■ **Your instructions**
In the data below, locate each line with the word "display" and list it.

--

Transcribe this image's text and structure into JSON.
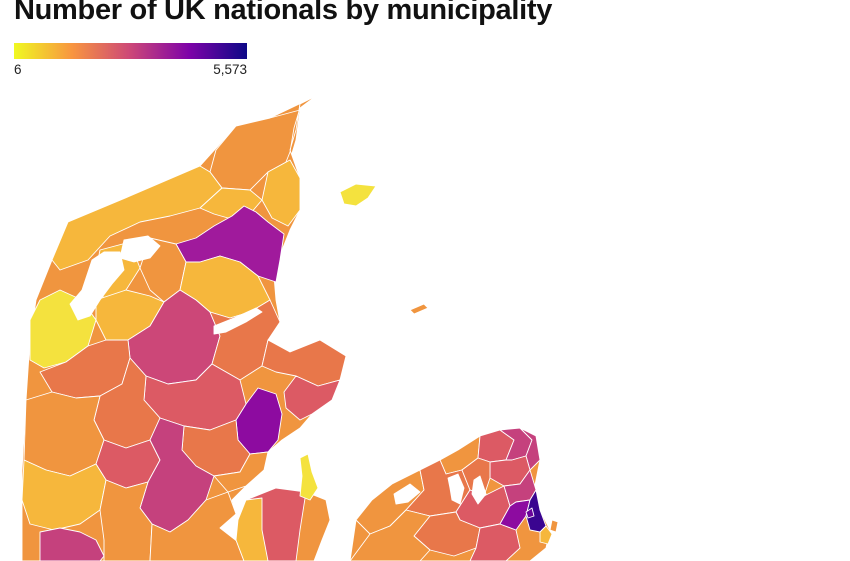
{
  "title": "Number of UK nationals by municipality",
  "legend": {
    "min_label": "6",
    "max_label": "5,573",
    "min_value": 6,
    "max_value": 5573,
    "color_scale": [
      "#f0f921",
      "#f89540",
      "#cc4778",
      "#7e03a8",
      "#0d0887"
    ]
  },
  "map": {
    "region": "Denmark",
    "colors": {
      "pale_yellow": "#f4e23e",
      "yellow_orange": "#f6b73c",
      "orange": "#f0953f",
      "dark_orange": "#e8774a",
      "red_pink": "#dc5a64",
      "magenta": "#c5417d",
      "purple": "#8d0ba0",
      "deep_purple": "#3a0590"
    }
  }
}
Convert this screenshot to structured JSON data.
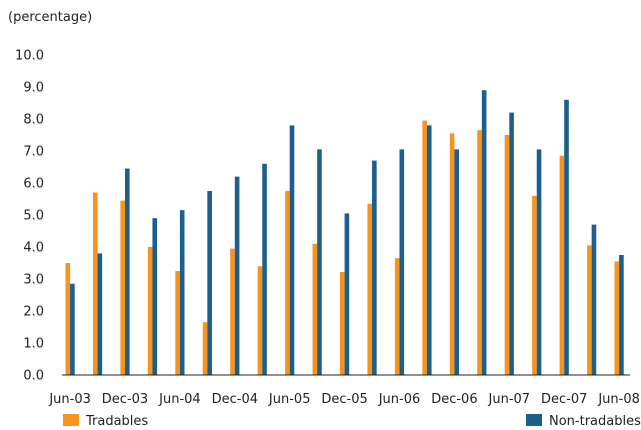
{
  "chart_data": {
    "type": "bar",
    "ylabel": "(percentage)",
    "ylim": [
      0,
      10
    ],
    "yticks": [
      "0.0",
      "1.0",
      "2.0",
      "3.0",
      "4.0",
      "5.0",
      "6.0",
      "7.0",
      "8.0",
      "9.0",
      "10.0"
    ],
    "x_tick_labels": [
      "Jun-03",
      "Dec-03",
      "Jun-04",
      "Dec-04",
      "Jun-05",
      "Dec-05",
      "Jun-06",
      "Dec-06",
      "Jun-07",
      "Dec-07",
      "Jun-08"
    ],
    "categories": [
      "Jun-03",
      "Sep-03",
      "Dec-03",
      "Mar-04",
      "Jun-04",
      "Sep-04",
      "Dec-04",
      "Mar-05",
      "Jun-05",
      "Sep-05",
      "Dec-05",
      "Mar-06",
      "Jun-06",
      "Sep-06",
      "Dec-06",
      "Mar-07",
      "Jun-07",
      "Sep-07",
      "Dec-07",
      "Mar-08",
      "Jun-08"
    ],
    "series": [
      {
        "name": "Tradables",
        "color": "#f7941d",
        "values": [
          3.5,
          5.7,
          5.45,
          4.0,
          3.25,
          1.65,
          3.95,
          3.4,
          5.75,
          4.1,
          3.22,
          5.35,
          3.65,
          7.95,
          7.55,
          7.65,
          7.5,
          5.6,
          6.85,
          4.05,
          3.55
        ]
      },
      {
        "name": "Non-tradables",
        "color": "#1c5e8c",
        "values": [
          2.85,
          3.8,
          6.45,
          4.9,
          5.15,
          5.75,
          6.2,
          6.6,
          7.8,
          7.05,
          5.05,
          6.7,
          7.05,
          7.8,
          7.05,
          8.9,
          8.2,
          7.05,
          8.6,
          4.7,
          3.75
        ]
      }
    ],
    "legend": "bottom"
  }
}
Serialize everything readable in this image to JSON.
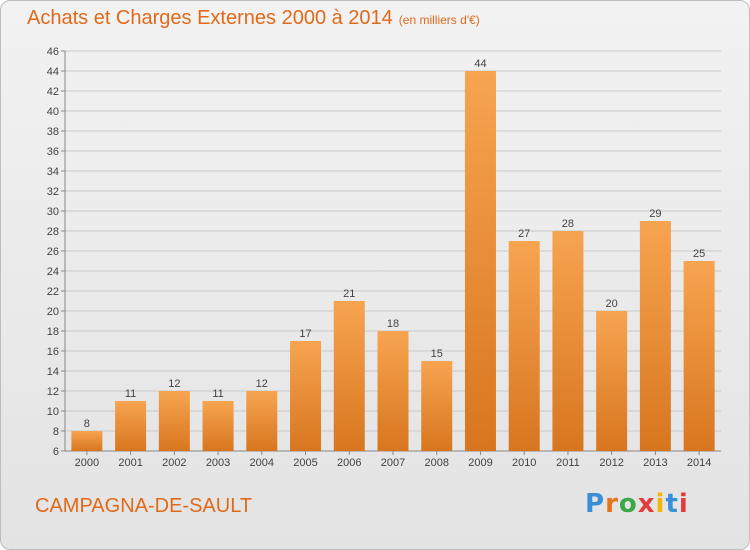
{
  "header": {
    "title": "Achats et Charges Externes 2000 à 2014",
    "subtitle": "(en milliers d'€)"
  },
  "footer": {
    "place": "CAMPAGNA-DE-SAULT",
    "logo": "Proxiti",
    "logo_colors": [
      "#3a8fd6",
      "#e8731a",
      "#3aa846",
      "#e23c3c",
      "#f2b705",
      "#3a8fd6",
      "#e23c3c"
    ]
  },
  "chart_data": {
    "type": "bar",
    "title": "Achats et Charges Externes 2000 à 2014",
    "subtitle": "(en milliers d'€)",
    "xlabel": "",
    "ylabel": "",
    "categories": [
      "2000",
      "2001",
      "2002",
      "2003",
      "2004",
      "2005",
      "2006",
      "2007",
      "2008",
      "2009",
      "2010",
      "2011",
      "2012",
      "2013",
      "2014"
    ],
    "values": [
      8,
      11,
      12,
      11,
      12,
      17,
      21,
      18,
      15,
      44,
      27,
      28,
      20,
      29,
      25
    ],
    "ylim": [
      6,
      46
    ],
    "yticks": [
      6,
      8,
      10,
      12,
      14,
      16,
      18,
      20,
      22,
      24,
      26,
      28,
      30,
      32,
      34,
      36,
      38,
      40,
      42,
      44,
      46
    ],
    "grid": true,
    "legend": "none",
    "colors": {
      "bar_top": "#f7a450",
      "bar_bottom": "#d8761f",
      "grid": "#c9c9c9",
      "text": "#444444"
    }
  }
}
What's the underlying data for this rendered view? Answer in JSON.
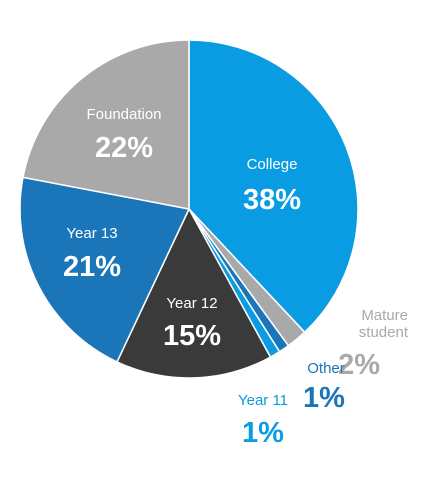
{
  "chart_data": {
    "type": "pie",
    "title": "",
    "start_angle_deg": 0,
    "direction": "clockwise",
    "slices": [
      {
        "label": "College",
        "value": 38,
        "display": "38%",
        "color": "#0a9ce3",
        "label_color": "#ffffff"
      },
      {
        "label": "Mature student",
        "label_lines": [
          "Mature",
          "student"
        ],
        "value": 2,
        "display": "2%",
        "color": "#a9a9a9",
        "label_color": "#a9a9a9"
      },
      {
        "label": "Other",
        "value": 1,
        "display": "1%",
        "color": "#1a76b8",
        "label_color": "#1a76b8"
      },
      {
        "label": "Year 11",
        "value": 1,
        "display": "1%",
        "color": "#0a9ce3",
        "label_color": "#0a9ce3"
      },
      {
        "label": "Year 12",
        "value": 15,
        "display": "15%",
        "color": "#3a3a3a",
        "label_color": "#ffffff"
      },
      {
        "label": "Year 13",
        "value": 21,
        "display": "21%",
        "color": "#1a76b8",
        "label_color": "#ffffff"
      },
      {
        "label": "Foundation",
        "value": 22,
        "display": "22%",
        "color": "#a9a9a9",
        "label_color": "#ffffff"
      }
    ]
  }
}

--

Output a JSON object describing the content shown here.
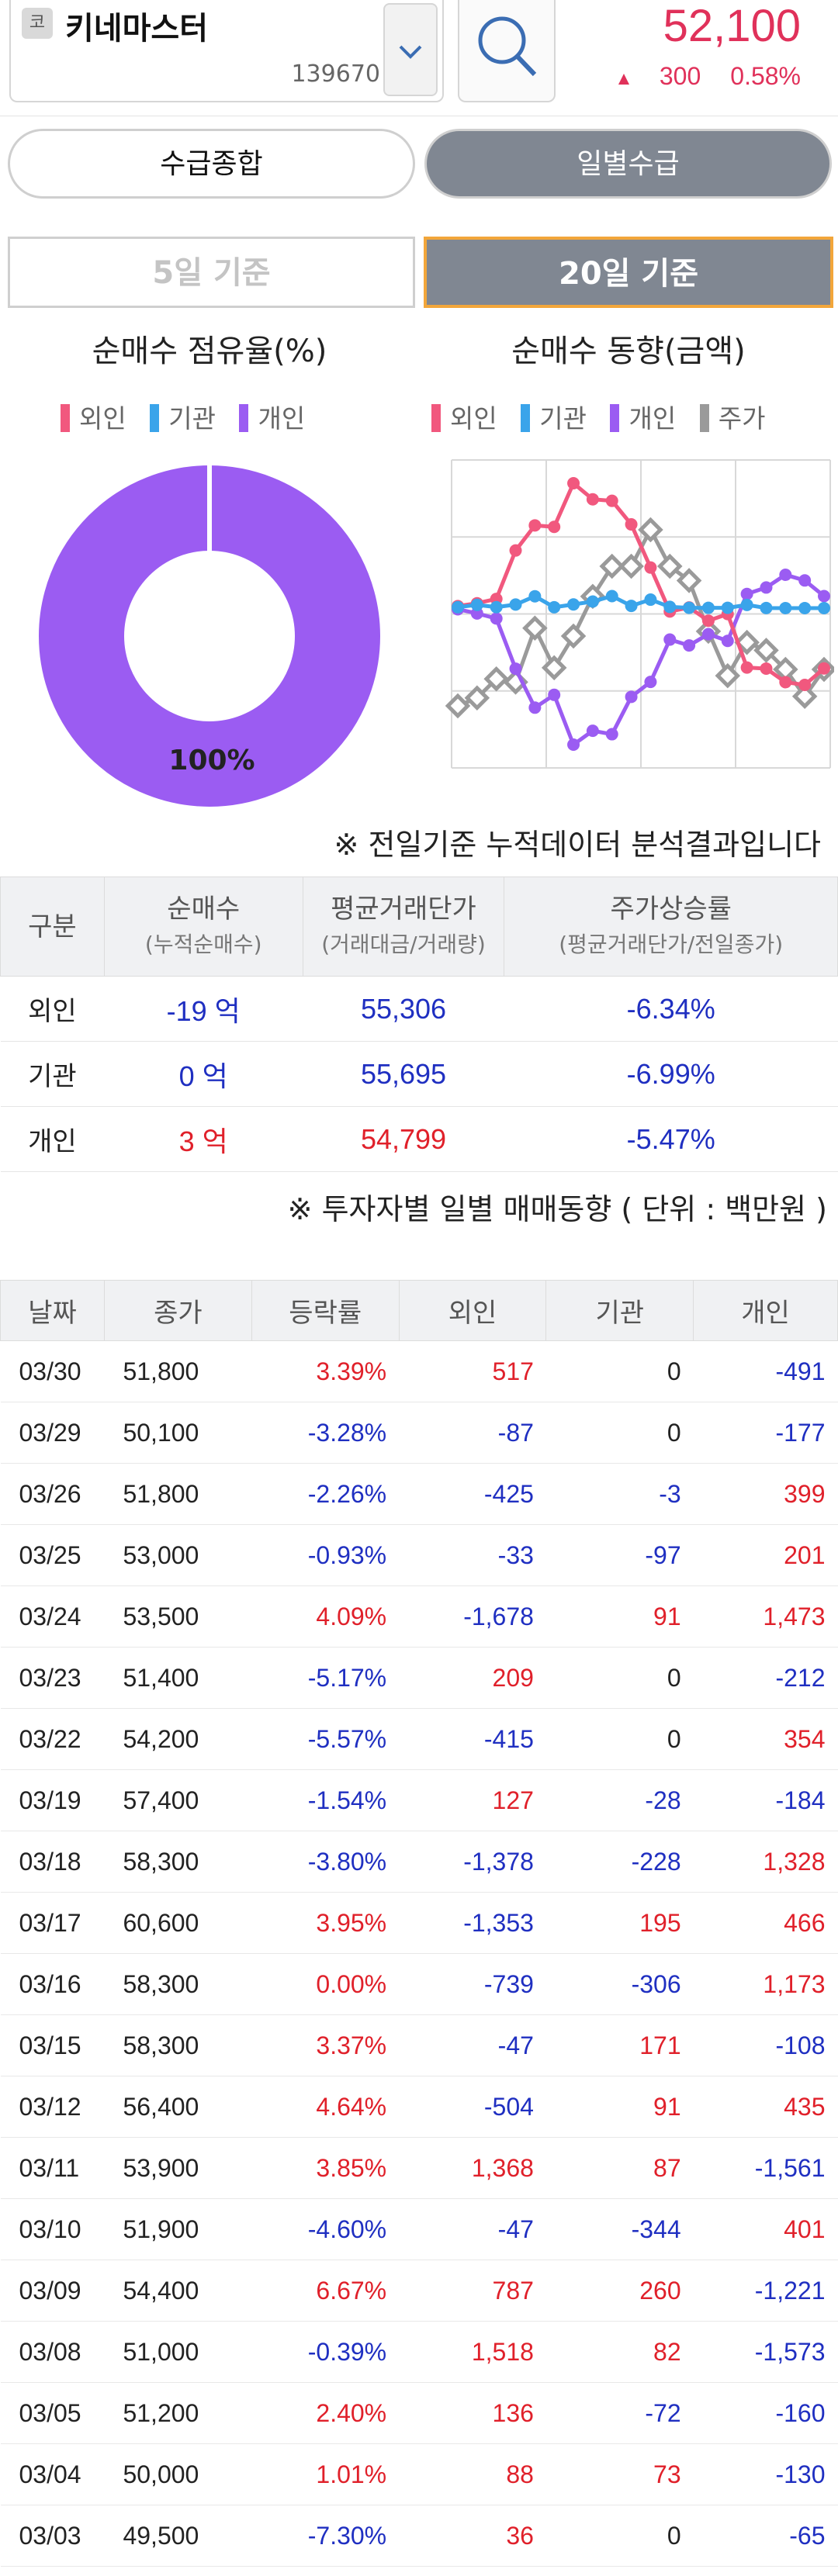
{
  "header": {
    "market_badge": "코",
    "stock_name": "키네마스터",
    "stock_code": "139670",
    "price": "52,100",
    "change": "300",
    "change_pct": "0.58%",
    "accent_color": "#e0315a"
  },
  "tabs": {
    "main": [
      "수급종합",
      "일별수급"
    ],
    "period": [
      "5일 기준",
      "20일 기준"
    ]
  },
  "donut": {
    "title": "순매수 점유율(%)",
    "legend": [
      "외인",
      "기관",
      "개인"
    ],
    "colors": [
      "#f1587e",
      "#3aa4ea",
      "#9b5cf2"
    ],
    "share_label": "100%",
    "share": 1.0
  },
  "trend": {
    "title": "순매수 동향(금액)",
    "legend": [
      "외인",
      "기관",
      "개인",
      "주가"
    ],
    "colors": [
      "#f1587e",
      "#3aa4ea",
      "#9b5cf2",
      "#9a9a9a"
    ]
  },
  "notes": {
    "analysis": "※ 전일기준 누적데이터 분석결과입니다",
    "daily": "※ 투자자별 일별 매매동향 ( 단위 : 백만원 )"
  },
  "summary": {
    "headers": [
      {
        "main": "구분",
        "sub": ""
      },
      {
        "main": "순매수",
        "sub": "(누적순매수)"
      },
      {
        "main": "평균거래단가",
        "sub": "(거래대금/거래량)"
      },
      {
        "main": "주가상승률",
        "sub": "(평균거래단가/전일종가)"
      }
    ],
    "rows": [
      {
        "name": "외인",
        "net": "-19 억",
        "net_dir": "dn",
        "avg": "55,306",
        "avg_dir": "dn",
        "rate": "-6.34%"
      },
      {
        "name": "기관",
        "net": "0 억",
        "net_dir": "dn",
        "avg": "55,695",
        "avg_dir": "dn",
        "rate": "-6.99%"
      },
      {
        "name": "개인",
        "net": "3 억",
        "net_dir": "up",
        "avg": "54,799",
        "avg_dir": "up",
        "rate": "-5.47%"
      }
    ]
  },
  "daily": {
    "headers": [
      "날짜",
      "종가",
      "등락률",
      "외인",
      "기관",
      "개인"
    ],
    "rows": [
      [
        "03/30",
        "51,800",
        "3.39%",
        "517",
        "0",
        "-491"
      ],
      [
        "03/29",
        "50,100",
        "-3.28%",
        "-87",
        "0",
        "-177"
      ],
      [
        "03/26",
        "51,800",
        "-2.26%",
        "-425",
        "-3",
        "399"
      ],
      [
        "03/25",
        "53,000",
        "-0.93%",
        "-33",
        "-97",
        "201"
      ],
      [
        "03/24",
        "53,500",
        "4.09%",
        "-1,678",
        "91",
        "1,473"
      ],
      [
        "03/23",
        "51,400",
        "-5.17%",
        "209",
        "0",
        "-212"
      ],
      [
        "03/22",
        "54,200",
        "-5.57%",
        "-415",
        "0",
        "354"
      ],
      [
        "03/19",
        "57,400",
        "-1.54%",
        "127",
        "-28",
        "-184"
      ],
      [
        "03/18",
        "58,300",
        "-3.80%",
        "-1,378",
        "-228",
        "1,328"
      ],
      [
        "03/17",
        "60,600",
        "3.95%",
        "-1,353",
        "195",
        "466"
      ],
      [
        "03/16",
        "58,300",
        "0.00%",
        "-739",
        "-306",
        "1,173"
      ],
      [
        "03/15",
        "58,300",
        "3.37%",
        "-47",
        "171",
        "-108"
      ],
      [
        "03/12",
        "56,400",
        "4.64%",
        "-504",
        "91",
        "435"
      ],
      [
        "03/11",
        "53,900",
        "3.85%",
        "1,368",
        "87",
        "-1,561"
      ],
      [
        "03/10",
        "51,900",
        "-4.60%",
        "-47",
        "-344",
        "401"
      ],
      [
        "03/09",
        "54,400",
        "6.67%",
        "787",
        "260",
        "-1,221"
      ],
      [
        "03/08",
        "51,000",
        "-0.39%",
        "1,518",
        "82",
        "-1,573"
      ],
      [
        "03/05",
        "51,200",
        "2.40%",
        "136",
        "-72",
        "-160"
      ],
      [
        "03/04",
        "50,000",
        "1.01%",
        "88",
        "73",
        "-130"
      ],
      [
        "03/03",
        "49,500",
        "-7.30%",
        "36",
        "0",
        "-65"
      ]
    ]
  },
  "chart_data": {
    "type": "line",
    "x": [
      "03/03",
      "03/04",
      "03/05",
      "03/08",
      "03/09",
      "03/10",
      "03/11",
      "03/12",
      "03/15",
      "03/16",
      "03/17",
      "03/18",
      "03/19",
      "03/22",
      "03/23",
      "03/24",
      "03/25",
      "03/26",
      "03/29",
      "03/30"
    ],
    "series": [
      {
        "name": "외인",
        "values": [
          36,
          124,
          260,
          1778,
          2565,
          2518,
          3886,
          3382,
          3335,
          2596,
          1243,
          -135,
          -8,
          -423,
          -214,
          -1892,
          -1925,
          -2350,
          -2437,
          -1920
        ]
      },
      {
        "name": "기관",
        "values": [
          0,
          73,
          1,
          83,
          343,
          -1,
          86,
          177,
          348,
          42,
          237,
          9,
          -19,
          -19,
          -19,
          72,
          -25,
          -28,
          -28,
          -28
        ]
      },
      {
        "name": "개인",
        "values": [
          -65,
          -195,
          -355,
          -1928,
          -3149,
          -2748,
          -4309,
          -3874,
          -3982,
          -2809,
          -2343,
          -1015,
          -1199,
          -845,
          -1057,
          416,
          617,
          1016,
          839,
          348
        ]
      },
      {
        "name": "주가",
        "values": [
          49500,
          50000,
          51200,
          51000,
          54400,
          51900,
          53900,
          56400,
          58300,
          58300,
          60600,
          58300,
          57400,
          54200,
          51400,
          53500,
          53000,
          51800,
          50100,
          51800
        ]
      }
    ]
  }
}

--

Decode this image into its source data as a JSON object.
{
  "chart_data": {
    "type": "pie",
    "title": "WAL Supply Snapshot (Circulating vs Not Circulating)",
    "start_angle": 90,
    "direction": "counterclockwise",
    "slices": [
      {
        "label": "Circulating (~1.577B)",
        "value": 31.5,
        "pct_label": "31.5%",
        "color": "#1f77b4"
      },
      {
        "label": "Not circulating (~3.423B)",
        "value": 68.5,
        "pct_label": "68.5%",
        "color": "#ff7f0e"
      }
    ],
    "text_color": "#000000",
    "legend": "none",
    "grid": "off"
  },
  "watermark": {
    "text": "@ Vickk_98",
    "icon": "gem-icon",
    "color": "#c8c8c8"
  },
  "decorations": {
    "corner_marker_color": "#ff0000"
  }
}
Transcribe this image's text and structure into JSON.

--

■ **Answer below**
        "display": "38%",
        "display": "2%",
        "display": "1%",
        "display": "1%",
        "display": "15%",
        "display": "21%",
        "display": "22%",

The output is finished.